● **Written instruction**
Reproduce the listing below in its entirety. Change nothing.

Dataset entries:
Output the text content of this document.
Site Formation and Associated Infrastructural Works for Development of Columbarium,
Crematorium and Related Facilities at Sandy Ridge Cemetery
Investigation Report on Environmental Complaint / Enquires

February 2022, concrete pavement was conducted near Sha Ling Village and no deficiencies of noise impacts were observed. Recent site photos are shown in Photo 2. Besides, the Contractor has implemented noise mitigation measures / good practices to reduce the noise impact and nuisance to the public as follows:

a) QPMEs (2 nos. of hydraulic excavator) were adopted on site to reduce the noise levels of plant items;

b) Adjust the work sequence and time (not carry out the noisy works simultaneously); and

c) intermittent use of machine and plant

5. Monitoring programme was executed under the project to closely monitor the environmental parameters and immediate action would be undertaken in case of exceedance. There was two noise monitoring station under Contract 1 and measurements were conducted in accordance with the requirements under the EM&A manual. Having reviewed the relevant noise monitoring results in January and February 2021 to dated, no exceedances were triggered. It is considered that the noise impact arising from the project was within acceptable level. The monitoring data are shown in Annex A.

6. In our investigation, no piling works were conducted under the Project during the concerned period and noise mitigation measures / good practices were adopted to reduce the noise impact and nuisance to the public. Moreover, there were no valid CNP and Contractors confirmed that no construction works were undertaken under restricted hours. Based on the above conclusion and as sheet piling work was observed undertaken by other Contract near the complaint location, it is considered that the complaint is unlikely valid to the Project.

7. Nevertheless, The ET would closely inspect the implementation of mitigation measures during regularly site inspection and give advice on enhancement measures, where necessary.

● **Answer to this problem**
Output the text content of this document.
Site Formation and Associated Infrastructural Works for Development of Columbarium,
Crematorium and Related Facilities at Sandy Ridge Cemetery
Investigation Report on Environmental Complaint / Enquires

February 2022, concrete pavement was conducted near Sha Ling Village and no deficiencies of noise impacts were observed. Recent site photos are shown in Photo 2. Besides, the Contractor has implemented noise mitigation measures / good practices to reduce the noise impact and nuisance to the public as follows:

a) QPMEs (2 nos. of hydraulic excavator) were adopted on site to reduce the noise levels of plant items;

b) Adjust the work sequence and time (not carry out the noisy works simultaneously); and

c) intermittent use of machine and plant

5. Monitoring programme was executed under the project to closely monitor the environmental parameters and immediate action would be undertaken in case of exceedance. There was two noise monitoring station under Contract 1 and measurements were conducted in accordance with the requirements under the EM&A manual. Having reviewed the relevant noise monitoring results in January and February 2021 to dated, no exceedances were triggered. It is considered that the noise impact arising from the project was within acceptable level. The monitoring data are shown in Annex A.

6. In our investigation, no piling works were conducted under the Project during the concerned period and noise mitigation measures / good practices were adopted to reduce the noise impact and nuisance to the public. Moreover, there were no valid CNP and Contractors confirmed that no construction works were undertaken under restricted hours. Based on the above conclusion and as sheet piling work was observed undertaken by other Contract near the complaint location, it is considered that the complaint is unlikely valid to the Project.

7. Nevertheless, The ET would closely inspect the implementation of mitigation measures during regularly site inspection and give advice on enhancement measures, where necessary.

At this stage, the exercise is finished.